#### [REQUIRED TASK]
From the entries below, report how many lines contain the string "JSON". Give only that number.

#### [TASK DATA]
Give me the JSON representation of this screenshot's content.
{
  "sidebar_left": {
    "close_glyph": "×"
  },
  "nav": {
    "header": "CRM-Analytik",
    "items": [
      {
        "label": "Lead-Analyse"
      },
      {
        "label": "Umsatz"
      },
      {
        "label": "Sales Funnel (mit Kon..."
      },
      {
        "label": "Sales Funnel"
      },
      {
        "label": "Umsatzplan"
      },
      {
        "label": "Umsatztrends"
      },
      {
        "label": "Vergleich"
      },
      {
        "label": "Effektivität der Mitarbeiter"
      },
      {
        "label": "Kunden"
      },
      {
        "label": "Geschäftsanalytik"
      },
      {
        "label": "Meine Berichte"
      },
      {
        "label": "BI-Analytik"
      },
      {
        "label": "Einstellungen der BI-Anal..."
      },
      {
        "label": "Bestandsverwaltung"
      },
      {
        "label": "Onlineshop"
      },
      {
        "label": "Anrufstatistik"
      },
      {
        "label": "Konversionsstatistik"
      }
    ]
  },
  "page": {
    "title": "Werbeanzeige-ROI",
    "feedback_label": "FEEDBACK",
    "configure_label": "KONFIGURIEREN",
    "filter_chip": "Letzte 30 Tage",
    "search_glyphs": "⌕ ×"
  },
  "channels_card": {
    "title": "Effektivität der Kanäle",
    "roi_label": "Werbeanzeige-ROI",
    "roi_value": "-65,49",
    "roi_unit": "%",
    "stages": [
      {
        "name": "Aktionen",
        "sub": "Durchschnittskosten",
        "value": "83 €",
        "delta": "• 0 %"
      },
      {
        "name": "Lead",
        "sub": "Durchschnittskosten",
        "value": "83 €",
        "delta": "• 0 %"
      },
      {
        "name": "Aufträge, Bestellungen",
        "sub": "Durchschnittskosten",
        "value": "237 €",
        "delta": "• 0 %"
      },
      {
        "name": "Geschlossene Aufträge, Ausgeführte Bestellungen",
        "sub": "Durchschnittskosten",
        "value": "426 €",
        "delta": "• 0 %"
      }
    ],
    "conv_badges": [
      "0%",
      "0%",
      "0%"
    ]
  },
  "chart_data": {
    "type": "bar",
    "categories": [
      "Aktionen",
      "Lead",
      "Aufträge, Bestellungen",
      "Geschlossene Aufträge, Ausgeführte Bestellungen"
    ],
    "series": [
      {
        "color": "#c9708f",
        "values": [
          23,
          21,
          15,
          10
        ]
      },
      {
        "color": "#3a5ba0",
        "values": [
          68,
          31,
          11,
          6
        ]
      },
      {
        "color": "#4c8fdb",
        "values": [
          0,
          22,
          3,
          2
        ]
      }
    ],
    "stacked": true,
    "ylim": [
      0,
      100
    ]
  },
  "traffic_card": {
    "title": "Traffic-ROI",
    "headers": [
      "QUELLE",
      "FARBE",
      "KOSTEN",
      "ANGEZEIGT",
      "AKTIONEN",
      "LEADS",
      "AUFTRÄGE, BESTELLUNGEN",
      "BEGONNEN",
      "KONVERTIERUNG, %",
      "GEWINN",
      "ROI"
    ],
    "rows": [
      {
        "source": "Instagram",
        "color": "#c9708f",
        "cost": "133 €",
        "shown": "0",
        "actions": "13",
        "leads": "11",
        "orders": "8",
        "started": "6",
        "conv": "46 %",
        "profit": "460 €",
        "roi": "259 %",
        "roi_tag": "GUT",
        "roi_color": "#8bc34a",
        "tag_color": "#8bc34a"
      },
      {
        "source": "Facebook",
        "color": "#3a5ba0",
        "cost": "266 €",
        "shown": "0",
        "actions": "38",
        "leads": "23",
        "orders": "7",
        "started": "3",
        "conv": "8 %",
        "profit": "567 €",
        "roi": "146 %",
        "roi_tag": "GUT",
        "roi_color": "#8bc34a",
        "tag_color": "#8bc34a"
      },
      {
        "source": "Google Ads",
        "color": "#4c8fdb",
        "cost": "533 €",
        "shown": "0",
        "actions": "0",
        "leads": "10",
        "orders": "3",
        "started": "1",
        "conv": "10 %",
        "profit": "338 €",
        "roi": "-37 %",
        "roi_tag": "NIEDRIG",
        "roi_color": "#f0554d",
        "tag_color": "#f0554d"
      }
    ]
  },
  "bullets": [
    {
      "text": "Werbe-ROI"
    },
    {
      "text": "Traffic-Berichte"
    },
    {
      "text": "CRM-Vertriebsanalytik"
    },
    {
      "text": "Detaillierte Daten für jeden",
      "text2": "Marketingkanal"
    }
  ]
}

* * *

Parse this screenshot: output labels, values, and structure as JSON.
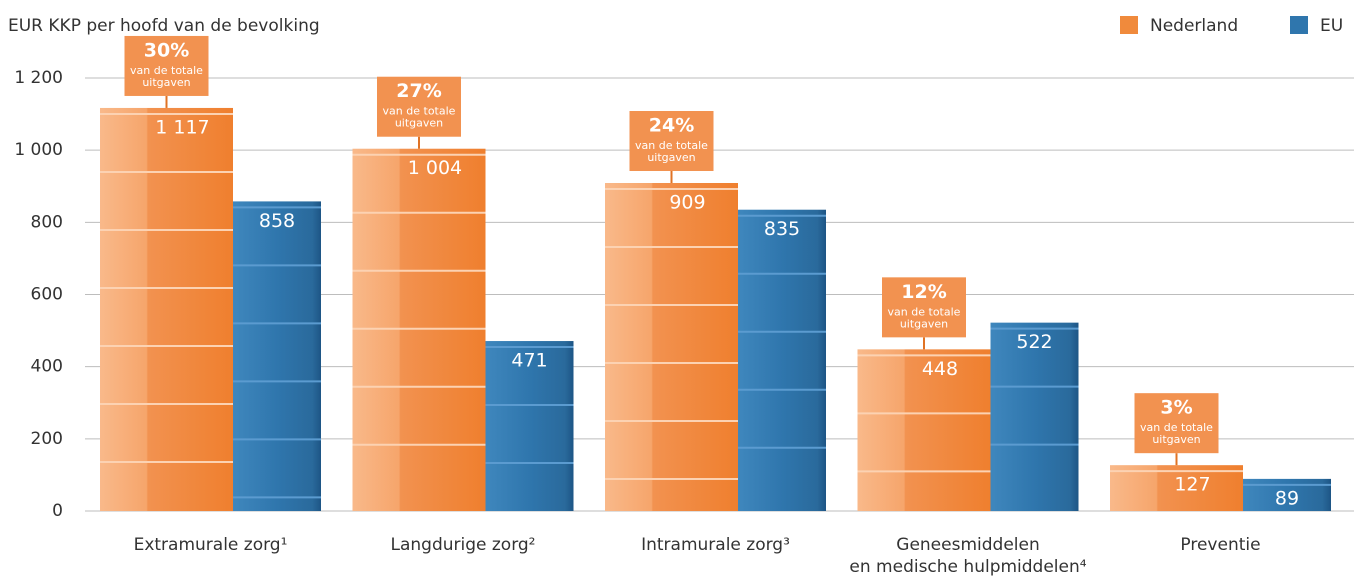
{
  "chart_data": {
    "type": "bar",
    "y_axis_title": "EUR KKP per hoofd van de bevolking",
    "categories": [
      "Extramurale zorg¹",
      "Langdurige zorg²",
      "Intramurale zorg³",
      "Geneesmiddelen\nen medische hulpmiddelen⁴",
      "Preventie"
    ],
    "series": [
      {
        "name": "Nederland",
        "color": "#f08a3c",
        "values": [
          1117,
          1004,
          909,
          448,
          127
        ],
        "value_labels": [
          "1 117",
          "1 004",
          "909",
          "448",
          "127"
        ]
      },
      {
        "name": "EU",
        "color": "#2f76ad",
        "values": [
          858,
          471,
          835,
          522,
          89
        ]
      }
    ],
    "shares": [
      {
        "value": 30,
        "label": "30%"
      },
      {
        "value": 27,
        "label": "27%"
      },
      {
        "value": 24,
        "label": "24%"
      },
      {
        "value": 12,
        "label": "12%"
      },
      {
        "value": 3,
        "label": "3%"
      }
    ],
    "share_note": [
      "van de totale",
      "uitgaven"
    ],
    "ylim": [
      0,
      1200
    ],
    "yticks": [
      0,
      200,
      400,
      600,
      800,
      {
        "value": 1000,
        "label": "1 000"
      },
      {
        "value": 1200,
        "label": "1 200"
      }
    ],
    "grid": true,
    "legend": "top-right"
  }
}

--

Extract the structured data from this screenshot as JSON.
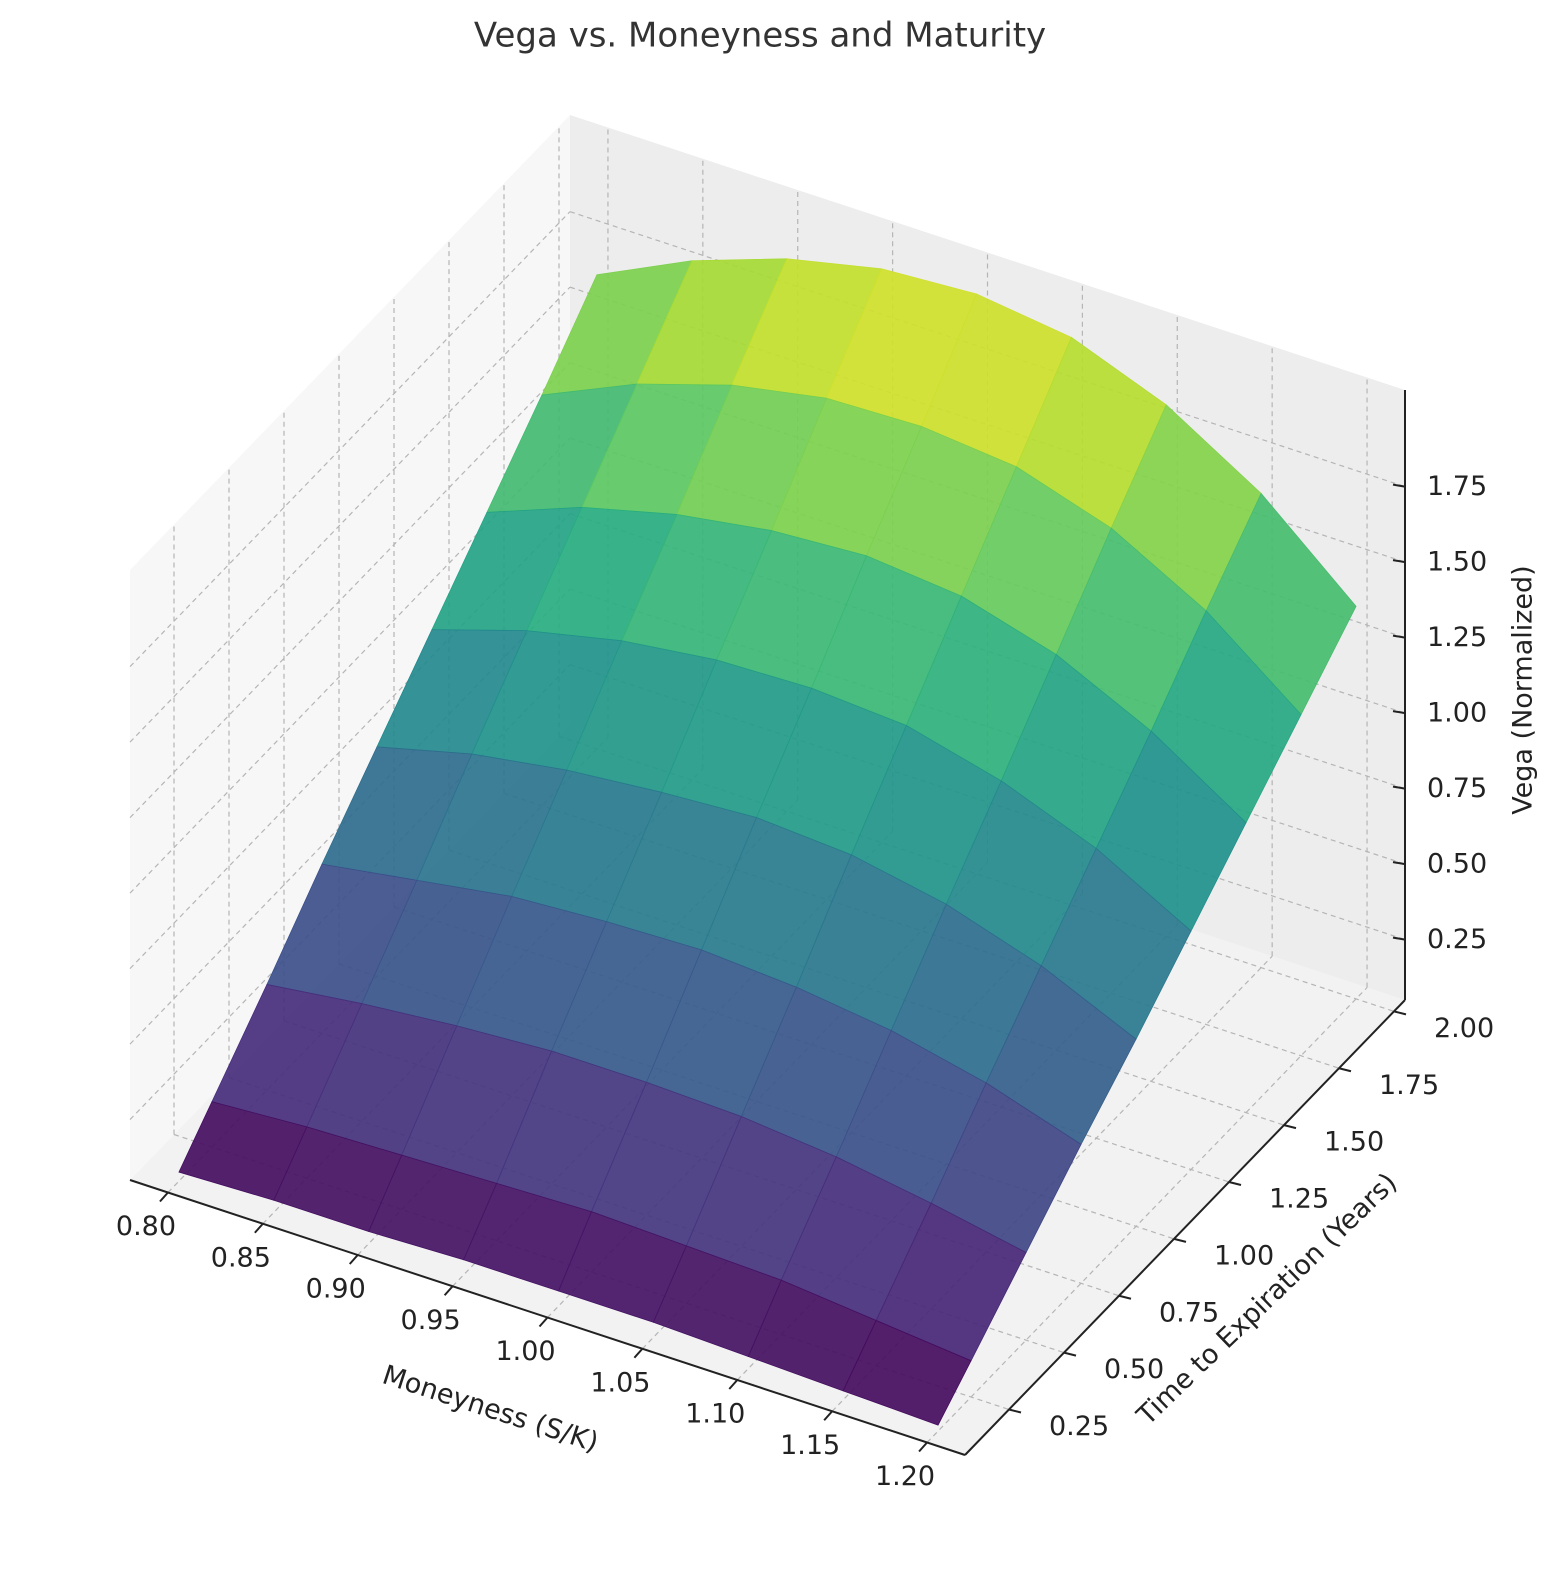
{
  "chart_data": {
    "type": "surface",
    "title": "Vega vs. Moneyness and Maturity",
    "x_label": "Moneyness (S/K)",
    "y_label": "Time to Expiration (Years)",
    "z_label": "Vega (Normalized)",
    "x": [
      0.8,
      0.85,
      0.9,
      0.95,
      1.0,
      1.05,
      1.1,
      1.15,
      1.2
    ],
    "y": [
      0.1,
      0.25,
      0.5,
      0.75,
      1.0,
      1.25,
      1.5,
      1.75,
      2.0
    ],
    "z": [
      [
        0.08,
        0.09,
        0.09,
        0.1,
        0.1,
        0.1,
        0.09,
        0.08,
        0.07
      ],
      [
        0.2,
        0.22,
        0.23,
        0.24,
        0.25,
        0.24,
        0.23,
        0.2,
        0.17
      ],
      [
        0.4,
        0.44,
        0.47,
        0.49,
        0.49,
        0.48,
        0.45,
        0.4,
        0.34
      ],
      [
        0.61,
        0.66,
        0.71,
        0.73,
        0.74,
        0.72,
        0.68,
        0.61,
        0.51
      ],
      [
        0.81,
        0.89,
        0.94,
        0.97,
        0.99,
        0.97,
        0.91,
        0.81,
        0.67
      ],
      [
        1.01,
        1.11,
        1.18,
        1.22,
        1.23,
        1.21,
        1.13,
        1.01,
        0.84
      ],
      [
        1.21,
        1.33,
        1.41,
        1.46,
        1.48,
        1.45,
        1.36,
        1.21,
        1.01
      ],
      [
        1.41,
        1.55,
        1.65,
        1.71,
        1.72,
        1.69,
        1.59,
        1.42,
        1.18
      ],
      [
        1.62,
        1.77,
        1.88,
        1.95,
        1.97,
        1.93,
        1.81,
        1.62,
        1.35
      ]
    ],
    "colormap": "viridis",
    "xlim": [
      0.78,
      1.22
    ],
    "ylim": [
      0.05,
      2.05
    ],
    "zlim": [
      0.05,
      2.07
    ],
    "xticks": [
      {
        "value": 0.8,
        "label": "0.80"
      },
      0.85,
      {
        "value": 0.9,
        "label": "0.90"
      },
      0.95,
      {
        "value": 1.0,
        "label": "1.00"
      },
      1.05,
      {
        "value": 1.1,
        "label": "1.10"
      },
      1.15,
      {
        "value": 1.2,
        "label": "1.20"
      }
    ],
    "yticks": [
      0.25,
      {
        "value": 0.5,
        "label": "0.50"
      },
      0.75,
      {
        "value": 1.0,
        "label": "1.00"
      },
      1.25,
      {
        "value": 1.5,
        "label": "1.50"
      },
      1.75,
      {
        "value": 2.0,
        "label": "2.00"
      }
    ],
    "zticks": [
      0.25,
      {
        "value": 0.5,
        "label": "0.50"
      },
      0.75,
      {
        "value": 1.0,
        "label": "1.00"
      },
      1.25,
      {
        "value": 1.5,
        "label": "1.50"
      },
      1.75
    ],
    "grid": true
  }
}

#### [RESULT]
3